— begin —

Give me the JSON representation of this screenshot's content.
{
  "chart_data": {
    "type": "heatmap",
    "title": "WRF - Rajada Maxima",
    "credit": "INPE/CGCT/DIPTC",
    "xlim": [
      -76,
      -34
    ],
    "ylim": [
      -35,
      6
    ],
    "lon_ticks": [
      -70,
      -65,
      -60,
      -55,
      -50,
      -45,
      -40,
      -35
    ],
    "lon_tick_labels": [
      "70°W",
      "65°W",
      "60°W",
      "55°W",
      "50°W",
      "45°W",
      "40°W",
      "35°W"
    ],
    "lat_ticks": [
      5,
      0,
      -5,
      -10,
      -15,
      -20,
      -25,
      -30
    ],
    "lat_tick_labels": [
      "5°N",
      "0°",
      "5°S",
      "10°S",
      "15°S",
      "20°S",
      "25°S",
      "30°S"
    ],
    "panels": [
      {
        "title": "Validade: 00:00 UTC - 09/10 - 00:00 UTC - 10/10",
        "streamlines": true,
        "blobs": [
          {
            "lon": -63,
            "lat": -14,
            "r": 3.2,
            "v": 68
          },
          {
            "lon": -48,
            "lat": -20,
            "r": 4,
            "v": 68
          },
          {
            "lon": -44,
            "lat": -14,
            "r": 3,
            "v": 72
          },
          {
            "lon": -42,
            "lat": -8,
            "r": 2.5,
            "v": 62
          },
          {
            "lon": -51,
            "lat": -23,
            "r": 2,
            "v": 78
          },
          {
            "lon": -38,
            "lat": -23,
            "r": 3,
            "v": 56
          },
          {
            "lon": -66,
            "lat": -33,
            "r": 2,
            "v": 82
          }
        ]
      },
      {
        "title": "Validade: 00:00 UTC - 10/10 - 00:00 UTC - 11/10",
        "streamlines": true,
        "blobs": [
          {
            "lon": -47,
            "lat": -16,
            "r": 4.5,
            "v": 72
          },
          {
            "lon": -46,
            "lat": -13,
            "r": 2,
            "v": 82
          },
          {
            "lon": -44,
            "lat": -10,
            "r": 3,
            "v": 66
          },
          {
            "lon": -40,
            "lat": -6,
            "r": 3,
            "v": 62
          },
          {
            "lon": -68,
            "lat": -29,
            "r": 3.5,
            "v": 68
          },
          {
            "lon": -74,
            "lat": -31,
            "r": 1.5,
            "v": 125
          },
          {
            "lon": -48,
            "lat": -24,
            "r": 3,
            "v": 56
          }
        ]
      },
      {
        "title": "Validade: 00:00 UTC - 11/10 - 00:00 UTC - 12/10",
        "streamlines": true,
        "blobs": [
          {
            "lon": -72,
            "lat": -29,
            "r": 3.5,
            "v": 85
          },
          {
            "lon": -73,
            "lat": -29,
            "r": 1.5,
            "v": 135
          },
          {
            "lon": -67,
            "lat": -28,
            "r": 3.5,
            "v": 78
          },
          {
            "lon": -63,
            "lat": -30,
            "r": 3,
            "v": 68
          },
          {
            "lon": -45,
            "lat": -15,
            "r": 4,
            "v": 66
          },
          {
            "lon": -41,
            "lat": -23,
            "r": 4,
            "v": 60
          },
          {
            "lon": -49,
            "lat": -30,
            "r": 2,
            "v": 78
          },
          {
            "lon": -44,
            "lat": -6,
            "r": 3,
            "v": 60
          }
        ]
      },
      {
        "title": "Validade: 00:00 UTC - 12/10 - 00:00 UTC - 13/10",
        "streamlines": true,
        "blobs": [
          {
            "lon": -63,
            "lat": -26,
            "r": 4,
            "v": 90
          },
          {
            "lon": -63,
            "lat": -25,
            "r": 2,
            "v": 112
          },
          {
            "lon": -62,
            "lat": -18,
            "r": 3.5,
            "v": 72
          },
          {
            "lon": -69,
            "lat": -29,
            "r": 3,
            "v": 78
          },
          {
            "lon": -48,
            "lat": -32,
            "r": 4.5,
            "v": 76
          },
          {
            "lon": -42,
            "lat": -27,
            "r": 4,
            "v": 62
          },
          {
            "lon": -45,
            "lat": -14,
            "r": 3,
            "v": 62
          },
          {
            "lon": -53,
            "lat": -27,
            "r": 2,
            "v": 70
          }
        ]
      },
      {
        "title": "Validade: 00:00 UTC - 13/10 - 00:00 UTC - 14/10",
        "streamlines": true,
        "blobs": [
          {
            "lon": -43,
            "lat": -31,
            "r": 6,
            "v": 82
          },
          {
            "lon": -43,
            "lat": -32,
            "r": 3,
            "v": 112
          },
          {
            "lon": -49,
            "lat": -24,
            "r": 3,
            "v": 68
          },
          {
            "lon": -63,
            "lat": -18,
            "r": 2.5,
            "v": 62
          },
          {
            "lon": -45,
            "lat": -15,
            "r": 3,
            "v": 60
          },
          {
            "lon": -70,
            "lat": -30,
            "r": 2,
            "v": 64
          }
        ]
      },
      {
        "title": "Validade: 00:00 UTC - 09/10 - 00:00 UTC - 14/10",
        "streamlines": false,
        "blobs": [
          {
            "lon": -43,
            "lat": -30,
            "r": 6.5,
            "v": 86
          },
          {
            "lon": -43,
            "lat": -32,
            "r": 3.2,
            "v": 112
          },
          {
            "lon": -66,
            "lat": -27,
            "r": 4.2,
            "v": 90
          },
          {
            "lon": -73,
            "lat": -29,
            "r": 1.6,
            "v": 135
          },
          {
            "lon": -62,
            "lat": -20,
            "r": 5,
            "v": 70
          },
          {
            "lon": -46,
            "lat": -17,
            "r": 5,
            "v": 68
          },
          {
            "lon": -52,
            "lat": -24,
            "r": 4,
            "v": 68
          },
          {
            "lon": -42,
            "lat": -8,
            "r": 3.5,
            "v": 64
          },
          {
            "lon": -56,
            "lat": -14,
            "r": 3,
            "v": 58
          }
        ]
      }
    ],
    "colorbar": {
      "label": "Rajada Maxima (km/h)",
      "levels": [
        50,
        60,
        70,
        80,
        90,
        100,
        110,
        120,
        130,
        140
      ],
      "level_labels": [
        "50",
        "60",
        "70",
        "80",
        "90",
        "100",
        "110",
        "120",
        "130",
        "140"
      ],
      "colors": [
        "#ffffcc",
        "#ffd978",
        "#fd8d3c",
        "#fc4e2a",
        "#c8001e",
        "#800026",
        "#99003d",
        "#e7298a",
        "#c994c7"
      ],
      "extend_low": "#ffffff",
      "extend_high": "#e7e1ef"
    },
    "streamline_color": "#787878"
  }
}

— end —

■ **AIM**
Reproduce the entire listing word for word.

■ **ANSWER FOR THIS EXERCISE**
Give me the JSON representation of this screenshot's content.
{
  "chart_data": {
    "type": "heatmap",
    "title": "WRF - Rajada Maxima",
    "credit": "INPE/CGCT/DIPTC",
    "xlim": [
      -76,
      -34
    ],
    "ylim": [
      -35,
      6
    ],
    "lon_ticks": [
      -70,
      -65,
      -60,
      -55,
      -50,
      -45,
      -40,
      -35
    ],
    "lon_tick_labels": [
      "70°W",
      "65°W",
      "60°W",
      "55°W",
      "50°W",
      "45°W",
      "40°W",
      "35°W"
    ],
    "lat_ticks": [
      5,
      0,
      -5,
      -10,
      -15,
      -20,
      -25,
      -30
    ],
    "lat_tick_labels": [
      "5°N",
      "0°",
      "5°S",
      "10°S",
      "15°S",
      "20°S",
      "25°S",
      "30°S"
    ],
    "panels": [
      {
        "title": "Validade: 00:00 UTC - 09/10 - 00:00 UTC - 10/10",
        "streamlines": true,
        "blobs": [
          {
            "lon": -63,
            "lat": -14,
            "r": 3.2,
            "v": 68
          },
          {
            "lon": -48,
            "lat": -20,
            "r": 4,
            "v": 68
          },
          {
            "lon": -44,
            "lat": -14,
            "r": 3,
            "v": 72
          },
          {
            "lon": -42,
            "lat": -8,
            "r": 2.5,
            "v": 62
          },
          {
            "lon": -51,
            "lat": -23,
            "r": 2,
            "v": 78
          },
          {
            "lon": -38,
            "lat": -23,
            "r": 3,
            "v": 56
          },
          {
            "lon": -66,
            "lat": -33,
            "r": 2,
            "v": 82
          }
        ]
      },
      {
        "title": "Validade: 00:00 UTC - 10/10 - 00:00 UTC - 11/10",
        "streamlines": true,
        "blobs": [
          {
            "lon": -47,
            "lat": -16,
            "r": 4.5,
            "v": 72
          },
          {
            "lon": -46,
            "lat": -13,
            "r": 2,
            "v": 82
          },
          {
            "lon": -44,
            "lat": -10,
            "r": 3,
            "v": 66
          },
          {
            "lon": -40,
            "lat": -6,
            "r": 3,
            "v": 62
          },
          {
            "lon": -68,
            "lat": -29,
            "r": 3.5,
            "v": 68
          },
          {
            "lon": -74,
            "lat": -31,
            "r": 1.5,
            "v": 125
          },
          {
            "lon": -48,
            "lat": -24,
            "r": 3,
            "v": 56
          }
        ]
      },
      {
        "title": "Validade: 00:00 UTC - 11/10 - 00:00 UTC - 12/10",
        "streamlines": true,
        "blobs": [
          {
            "lon": -72,
            "lat": -29,
            "r": 3.5,
            "v": 85
          },
          {
            "lon": -73,
            "lat": -29,
            "r": 1.5,
            "v": 135
          },
          {
            "lon": -67,
            "lat": -28,
            "r": 3.5,
            "v": 78
          },
          {
            "lon": -63,
            "lat": -30,
            "r": 3,
            "v": 68
          },
          {
            "lon": -45,
            "lat": -15,
            "r": 4,
            "v": 66
          },
          {
            "lon": -41,
            "lat": -23,
            "r": 4,
            "v": 60
          },
          {
            "lon": -49,
            "lat": -30,
            "r": 2,
            "v": 78
          },
          {
            "lon": -44,
            "lat": -6,
            "r": 3,
            "v": 60
          }
        ]
      },
      {
        "title": "Validade: 00:00 UTC - 12/10 - 00:00 UTC - 13/10",
        "streamlines": true,
        "blobs": [
          {
            "lon": -63,
            "lat": -26,
            "r": 4,
            "v": 90
          },
          {
            "lon": -63,
            "lat": -25,
            "r": 2,
            "v": 112
          },
          {
            "lon": -62,
            "lat": -18,
            "r": 3.5,
            "v": 72
          },
          {
            "lon": -69,
            "lat": -29,
            "r": 3,
            "v": 78
          },
          {
            "lon": -48,
            "lat": -32,
            "r": 4.5,
            "v": 76
          },
          {
            "lon": -42,
            "lat": -27,
            "r": 4,
            "v": 62
          },
          {
            "lon": -45,
            "lat": -14,
            "r": 3,
            "v": 62
          },
          {
            "lon": -53,
            "lat": -27,
            "r": 2,
            "v": 70
          }
        ]
      },
      {
        "title": "Validade: 00:00 UTC - 13/10 - 00:00 UTC - 14/10",
        "streamlines": true,
        "blobs": [
          {
            "lon": -43,
            "lat": -31,
            "r": 6,
            "v": 82
          },
          {
            "lon": -43,
            "lat": -32,
            "r": 3,
            "v": 112
          },
          {
            "lon": -49,
            "lat": -24,
            "r": 3,
            "v": 68
          },
          {
            "lon": -63,
            "lat": -18,
            "r": 2.5,
            "v": 62
          },
          {
            "lon": -45,
            "lat": -15,
            "r": 3,
            "v": 60
          },
          {
            "lon": -70,
            "lat": -30,
            "r": 2,
            "v": 64
          }
        ]
      },
      {
        "title": "Validade: 00:00 UTC - 09/10 - 00:00 UTC - 14/10",
        "streamlines": false,
        "blobs": [
          {
            "lon": -43,
            "lat": -30,
            "r": 6.5,
            "v": 86
          },
          {
            "lon": -43,
            "lat": -32,
            "r": 3.2,
            "v": 112
          },
          {
            "lon": -66,
            "lat": -27,
            "r": 4.2,
            "v": 90
          },
          {
            "lon": -73,
            "lat": -29,
            "r": 1.6,
            "v": 135
          },
          {
            "lon": -62,
            "lat": -20,
            "r": 5,
            "v": 70
          },
          {
            "lon": -46,
            "lat": -17,
            "r": 5,
            "v": 68
          },
          {
            "lon": -52,
            "lat": -24,
            "r": 4,
            "v": 68
          },
          {
            "lon": -42,
            "lat": -8,
            "r": 3.5,
            "v": 64
          },
          {
            "lon": -56,
            "lat": -14,
            "r": 3,
            "v": 58
          }
        ]
      }
    ],
    "colorbar": {
      "label": "Rajada Maxima (km/h)",
      "levels": [
        50,
        60,
        70,
        80,
        90,
        100,
        110,
        120,
        130,
        140
      ],
      "level_labels": [
        "50",
        "60",
        "70",
        "80",
        "90",
        "100",
        "110",
        "120",
        "130",
        "140"
      ],
      "colors": [
        "#ffffcc",
        "#ffd978",
        "#fd8d3c",
        "#fc4e2a",
        "#c8001e",
        "#800026",
        "#99003d",
        "#e7298a",
        "#c994c7"
      ],
      "extend_low": "#ffffff",
      "extend_high": "#e7e1ef"
    },
    "streamline_color": "#787878"
  }
}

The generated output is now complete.